Stated exercise – Gather every line from the entries below that includes "Night".

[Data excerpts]
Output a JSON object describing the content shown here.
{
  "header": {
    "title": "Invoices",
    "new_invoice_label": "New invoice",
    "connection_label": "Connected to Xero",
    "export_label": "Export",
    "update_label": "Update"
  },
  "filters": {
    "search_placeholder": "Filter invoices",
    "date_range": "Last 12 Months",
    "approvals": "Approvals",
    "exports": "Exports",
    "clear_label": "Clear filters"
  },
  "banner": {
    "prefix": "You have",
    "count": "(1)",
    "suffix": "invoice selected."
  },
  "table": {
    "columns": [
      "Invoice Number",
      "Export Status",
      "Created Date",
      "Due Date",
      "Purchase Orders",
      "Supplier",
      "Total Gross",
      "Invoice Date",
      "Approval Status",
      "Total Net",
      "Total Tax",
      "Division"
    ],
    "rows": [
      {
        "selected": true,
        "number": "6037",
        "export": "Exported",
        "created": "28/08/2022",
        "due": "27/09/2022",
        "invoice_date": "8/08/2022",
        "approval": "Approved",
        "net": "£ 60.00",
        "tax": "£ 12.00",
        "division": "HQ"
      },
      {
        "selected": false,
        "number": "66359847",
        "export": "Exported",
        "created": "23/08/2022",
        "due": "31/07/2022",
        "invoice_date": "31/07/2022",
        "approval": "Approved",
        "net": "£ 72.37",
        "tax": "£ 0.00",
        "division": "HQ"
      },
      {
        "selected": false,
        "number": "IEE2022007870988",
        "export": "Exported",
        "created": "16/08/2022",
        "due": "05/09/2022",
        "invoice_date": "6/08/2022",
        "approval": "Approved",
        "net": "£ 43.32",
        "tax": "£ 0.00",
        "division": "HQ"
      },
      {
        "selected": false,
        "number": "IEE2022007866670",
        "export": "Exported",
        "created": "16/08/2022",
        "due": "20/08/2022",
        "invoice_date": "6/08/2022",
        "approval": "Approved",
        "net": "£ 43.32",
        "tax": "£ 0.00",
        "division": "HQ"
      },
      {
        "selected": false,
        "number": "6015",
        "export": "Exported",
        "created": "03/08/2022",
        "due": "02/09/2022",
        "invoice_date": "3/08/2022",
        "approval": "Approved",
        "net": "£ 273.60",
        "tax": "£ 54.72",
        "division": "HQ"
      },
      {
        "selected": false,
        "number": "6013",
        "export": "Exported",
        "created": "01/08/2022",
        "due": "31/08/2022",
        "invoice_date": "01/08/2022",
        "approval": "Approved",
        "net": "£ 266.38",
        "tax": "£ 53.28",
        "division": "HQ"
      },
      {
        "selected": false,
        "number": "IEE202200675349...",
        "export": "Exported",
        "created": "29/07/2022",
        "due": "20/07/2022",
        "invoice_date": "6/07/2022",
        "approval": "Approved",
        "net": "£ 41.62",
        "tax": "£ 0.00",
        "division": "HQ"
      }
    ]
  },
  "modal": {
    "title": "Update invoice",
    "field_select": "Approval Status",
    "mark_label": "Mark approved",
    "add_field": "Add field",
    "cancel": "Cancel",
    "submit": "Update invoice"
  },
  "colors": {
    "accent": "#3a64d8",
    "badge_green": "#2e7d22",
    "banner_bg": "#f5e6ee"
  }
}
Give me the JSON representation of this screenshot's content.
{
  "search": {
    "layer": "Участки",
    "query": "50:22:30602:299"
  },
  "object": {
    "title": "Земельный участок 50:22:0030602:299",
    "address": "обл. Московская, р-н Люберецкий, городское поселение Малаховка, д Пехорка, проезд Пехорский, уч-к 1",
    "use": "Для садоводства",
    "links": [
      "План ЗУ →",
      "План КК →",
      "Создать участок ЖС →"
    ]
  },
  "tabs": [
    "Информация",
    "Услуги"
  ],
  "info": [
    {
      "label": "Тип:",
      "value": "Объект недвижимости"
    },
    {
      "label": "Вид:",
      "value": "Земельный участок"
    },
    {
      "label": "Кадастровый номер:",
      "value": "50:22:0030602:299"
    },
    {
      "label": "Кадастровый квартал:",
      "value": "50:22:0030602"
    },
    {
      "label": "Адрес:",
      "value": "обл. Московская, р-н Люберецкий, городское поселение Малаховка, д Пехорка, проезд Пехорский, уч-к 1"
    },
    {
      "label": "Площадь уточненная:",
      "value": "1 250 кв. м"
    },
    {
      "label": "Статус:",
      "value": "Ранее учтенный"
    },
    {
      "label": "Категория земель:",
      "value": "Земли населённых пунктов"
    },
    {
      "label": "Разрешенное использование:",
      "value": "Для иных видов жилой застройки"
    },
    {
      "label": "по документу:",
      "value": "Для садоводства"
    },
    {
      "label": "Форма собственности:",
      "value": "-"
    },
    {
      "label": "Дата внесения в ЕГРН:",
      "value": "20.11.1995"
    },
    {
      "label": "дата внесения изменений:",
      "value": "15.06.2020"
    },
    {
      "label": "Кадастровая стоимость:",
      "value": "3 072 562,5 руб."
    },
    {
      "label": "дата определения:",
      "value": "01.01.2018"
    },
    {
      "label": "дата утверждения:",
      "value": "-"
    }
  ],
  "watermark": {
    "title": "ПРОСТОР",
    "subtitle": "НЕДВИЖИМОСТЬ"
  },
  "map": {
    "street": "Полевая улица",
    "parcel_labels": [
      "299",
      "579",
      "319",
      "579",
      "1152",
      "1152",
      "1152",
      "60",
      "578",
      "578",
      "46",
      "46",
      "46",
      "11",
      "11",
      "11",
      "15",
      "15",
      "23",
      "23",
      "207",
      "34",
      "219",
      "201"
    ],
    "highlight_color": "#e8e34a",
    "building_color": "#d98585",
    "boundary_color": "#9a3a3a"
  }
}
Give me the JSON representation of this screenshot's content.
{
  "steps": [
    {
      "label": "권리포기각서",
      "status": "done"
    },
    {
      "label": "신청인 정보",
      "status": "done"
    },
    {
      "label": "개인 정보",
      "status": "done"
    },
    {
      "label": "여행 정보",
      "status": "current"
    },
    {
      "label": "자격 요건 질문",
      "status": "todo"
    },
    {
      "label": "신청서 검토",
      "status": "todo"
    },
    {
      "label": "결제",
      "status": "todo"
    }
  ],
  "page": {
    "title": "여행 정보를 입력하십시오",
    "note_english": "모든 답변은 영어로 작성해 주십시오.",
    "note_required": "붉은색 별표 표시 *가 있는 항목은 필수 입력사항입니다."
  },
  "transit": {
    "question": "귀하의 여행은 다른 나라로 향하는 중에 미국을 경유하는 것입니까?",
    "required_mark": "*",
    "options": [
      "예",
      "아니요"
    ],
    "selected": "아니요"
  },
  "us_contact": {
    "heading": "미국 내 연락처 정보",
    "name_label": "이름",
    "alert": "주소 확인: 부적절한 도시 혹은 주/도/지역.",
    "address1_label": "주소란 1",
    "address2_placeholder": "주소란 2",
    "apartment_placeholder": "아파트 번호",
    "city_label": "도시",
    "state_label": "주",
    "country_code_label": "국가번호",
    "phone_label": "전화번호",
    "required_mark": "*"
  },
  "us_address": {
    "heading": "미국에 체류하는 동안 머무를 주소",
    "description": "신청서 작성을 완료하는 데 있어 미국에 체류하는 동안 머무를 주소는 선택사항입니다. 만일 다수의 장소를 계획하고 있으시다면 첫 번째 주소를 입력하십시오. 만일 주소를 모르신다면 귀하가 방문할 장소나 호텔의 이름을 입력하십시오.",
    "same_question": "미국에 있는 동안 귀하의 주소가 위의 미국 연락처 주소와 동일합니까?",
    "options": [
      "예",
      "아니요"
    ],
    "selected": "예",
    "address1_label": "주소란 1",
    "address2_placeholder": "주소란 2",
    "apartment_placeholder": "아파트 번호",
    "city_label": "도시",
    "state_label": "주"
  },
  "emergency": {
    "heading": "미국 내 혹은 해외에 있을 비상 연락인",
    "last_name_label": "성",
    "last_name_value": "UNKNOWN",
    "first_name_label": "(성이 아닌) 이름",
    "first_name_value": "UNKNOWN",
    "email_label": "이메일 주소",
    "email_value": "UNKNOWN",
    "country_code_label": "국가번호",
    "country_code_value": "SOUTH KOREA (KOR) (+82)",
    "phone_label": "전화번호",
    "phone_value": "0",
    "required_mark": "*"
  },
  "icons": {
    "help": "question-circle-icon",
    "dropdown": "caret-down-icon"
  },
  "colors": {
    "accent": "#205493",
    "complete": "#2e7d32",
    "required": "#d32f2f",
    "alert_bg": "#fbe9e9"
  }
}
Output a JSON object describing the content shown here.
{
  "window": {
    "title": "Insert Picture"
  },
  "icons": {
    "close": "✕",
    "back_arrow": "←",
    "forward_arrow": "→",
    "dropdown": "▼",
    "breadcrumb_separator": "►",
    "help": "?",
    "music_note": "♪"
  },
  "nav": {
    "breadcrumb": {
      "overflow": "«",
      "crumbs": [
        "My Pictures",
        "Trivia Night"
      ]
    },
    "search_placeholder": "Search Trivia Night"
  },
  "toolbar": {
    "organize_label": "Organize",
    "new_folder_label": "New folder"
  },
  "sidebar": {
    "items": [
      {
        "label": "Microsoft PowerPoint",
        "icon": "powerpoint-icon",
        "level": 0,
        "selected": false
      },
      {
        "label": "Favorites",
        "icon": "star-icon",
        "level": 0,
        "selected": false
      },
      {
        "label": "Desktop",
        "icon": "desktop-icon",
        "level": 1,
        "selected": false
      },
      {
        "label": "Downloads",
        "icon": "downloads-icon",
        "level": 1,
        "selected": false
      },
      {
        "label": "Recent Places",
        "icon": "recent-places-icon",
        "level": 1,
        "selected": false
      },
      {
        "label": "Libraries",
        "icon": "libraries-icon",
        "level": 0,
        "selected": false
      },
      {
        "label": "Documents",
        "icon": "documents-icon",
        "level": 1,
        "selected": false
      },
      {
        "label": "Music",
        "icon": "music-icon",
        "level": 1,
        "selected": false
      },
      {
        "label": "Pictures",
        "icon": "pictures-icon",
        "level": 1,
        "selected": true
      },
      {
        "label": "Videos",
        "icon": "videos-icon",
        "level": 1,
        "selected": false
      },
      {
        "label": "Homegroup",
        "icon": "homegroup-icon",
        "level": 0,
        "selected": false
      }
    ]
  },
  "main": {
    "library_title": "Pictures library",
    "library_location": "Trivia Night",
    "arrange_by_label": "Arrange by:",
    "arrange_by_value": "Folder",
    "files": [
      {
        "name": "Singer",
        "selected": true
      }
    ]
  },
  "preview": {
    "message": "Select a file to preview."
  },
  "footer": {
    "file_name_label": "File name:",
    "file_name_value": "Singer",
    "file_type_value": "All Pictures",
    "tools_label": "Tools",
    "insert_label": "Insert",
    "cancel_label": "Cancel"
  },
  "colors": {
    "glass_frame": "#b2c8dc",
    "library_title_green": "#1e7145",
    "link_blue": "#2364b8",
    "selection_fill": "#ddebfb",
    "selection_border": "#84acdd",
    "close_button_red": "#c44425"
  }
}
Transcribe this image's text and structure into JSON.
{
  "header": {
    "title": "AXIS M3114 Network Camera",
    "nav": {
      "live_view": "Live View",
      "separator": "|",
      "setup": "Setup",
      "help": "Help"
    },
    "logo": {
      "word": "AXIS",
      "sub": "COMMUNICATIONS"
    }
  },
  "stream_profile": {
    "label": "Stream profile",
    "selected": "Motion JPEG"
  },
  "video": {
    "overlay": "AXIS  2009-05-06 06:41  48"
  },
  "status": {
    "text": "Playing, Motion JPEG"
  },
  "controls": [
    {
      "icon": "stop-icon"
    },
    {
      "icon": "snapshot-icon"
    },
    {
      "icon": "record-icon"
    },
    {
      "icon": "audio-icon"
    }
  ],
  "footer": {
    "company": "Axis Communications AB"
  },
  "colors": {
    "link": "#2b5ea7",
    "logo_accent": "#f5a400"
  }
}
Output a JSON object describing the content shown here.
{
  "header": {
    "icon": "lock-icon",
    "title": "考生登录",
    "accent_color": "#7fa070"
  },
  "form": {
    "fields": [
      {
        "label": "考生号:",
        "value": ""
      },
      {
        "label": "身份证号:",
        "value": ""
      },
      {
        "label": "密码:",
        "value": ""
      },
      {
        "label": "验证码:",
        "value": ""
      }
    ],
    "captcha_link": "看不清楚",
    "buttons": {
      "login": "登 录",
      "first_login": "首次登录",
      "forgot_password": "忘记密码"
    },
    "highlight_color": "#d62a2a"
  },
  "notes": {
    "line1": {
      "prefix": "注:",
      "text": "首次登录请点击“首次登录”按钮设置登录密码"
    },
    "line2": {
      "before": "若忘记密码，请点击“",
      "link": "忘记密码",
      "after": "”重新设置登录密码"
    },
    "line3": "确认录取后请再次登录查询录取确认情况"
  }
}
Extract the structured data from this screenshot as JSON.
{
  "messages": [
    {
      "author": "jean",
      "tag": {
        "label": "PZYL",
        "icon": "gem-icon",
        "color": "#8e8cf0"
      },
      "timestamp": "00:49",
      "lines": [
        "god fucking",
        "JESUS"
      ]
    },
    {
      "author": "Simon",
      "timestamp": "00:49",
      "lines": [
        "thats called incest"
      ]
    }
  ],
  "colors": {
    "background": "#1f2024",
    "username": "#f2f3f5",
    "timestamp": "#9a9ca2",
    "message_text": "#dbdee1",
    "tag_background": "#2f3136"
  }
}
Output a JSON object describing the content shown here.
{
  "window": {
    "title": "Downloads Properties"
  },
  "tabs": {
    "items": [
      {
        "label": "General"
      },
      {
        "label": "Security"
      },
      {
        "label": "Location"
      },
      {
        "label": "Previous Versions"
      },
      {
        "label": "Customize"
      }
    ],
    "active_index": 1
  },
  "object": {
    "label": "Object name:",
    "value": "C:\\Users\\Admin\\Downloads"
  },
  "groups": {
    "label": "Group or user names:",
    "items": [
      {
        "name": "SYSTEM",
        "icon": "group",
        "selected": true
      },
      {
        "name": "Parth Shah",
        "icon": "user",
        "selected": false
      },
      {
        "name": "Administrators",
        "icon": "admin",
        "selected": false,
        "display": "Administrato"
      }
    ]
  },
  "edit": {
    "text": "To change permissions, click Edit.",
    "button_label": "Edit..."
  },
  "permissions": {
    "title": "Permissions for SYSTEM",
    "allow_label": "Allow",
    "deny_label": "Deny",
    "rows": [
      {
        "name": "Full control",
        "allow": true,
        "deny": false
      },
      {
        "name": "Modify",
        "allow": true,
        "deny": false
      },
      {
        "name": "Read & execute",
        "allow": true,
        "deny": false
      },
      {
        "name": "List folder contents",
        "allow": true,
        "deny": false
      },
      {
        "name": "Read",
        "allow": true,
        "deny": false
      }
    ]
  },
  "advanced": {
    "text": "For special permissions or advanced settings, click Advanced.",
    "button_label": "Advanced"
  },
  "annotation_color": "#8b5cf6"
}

Answer for this exercise –
        "Trivia Night"
    "search_placeholder": "Search Trivia Night"
    "library_location": "Trivia Night",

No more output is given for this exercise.